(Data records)
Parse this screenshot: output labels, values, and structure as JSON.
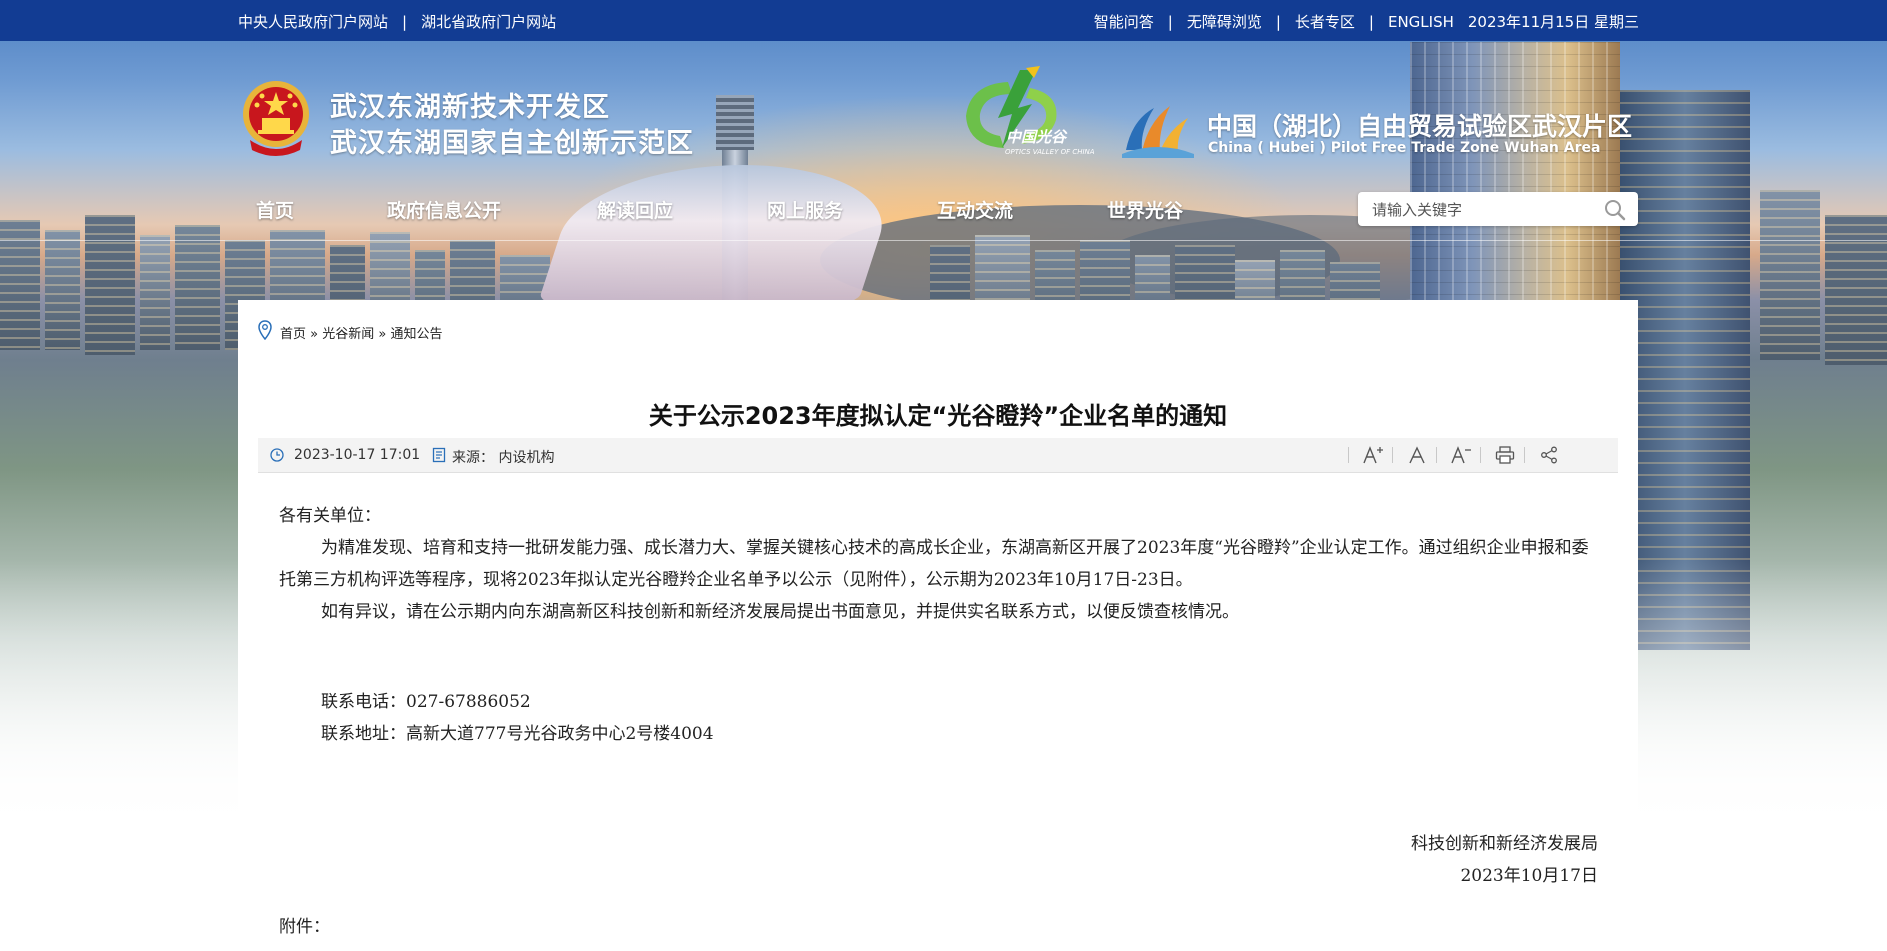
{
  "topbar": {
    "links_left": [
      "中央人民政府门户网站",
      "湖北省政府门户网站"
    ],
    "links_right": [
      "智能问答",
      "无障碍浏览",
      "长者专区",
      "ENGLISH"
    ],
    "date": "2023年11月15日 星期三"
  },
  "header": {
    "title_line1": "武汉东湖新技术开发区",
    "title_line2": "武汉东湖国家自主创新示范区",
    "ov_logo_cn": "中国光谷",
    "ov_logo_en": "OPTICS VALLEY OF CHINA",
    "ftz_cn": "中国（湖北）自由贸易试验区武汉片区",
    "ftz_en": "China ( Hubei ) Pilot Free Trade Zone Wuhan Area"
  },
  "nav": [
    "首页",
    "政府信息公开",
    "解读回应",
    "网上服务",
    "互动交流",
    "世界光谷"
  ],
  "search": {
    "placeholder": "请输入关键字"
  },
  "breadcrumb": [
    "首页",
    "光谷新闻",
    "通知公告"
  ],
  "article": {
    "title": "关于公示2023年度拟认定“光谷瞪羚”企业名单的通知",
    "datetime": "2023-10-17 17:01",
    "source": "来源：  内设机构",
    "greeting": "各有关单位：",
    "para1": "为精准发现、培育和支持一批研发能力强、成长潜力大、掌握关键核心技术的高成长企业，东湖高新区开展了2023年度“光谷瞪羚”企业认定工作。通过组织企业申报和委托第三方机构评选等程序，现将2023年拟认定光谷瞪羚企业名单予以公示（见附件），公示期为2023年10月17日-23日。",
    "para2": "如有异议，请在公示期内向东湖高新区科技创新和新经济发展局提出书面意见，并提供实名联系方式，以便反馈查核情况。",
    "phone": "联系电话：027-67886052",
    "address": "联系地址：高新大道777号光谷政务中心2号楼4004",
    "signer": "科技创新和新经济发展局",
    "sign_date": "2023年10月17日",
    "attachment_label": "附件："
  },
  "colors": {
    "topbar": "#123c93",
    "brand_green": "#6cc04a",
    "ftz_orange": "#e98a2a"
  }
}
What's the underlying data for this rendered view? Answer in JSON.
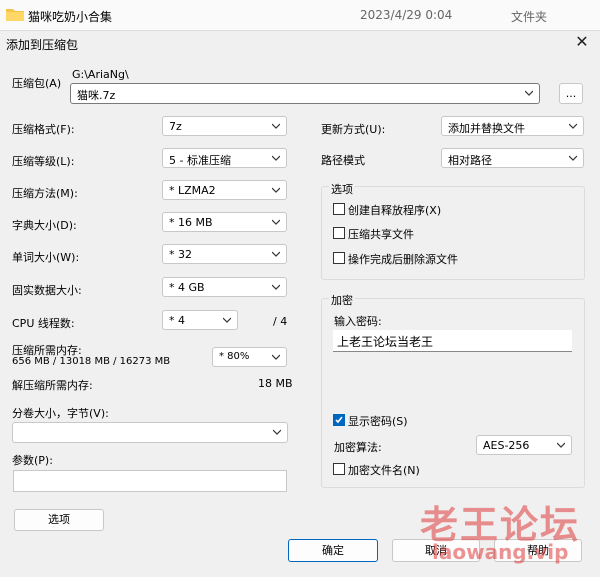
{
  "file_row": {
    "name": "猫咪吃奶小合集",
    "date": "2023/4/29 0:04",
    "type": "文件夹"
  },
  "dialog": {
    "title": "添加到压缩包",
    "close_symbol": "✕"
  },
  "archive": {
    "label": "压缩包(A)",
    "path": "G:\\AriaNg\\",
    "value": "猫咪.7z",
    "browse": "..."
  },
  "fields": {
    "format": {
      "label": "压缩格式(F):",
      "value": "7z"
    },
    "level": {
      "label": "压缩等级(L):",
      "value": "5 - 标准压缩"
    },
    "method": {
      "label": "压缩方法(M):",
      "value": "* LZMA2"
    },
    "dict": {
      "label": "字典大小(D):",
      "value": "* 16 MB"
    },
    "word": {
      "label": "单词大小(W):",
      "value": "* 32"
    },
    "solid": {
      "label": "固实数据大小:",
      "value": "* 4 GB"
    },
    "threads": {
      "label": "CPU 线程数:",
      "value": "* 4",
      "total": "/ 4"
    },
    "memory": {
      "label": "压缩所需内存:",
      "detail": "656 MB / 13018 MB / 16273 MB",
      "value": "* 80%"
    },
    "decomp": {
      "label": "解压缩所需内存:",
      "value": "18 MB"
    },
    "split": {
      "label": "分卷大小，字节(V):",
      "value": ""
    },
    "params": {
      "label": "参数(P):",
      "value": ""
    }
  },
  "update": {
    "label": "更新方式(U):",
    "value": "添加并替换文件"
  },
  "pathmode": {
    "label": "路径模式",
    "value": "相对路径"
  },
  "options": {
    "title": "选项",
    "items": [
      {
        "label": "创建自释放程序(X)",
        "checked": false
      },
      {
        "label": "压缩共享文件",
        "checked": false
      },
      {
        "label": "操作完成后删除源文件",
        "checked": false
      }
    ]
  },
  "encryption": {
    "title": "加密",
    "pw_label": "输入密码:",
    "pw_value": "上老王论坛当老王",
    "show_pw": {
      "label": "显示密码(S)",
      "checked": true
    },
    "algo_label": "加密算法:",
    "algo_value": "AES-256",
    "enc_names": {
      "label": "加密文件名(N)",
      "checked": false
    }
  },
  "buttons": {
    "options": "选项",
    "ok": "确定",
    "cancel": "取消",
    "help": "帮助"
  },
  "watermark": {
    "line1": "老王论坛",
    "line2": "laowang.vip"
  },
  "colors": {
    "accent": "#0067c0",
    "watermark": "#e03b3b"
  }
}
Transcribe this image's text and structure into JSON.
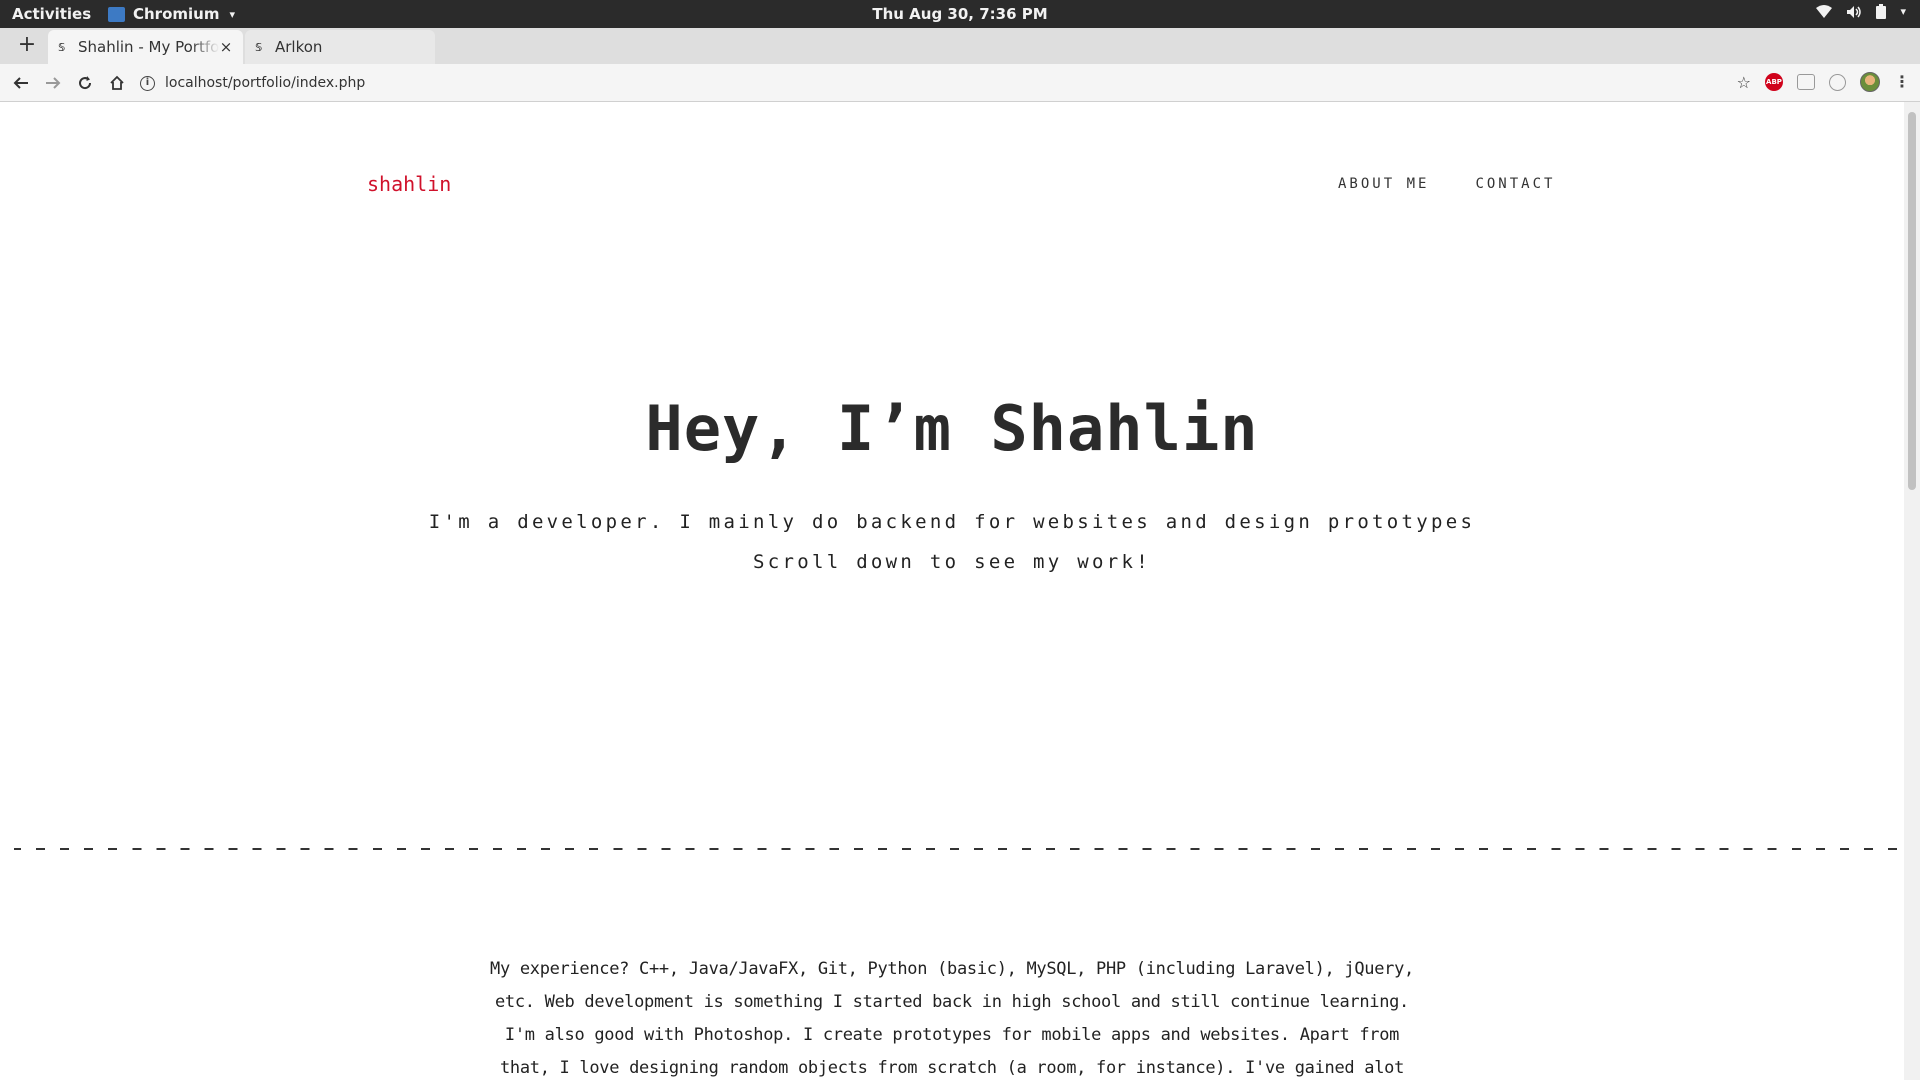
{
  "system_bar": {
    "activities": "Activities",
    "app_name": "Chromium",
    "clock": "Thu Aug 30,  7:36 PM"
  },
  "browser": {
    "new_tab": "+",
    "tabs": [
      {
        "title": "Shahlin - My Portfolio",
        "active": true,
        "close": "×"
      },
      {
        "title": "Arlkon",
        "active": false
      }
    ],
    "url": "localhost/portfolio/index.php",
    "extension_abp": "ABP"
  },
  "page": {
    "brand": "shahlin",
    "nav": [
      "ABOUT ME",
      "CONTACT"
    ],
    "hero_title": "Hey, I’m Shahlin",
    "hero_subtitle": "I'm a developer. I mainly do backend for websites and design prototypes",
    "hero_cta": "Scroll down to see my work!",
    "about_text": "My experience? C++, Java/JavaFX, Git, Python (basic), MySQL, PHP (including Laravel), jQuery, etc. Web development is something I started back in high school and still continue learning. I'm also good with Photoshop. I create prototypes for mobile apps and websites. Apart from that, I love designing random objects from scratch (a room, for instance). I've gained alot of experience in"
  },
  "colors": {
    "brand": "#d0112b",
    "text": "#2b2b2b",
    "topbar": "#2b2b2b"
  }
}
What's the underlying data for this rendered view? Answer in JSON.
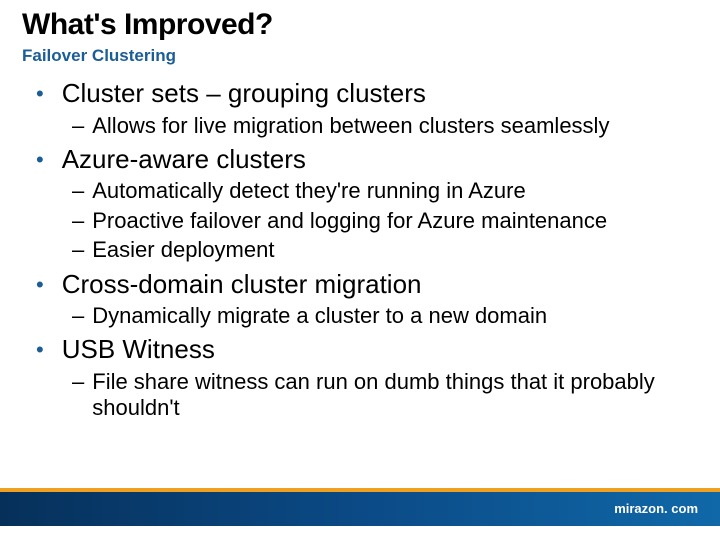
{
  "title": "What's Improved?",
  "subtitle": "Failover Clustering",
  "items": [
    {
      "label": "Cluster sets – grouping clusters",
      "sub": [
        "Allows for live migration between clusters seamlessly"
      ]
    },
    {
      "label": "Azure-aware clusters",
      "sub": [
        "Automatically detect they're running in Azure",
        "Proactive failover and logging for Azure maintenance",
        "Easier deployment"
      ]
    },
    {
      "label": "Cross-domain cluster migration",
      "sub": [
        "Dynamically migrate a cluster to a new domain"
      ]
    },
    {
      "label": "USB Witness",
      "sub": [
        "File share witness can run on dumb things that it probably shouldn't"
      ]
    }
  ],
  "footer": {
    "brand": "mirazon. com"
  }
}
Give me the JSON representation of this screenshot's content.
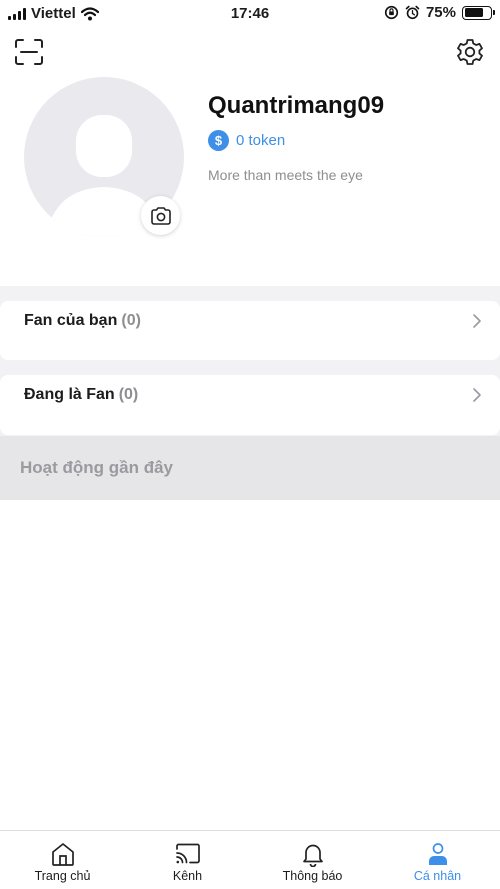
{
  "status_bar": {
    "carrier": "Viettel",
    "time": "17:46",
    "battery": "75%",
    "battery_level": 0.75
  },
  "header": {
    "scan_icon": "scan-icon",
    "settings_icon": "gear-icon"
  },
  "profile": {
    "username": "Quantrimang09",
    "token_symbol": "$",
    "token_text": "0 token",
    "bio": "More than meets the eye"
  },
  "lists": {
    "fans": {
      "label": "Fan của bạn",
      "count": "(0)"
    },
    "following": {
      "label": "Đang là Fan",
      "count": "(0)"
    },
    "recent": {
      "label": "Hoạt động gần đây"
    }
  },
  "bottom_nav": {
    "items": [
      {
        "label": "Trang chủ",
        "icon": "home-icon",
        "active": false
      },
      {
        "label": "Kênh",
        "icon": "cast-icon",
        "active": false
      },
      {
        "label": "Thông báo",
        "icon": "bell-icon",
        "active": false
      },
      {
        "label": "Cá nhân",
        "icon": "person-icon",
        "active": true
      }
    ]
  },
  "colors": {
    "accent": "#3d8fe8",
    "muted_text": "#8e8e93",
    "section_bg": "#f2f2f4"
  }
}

- DIRECTIONS:
From the listing above, collect every line that mentions the word "icon".

- SOLUTION:
    "scan_icon": "scan-icon",
    "settings_icon": "gear-icon"
        "icon": "home-icon",
        "icon": "cast-icon",
        "icon": "bell-icon",
        "icon": "person-icon",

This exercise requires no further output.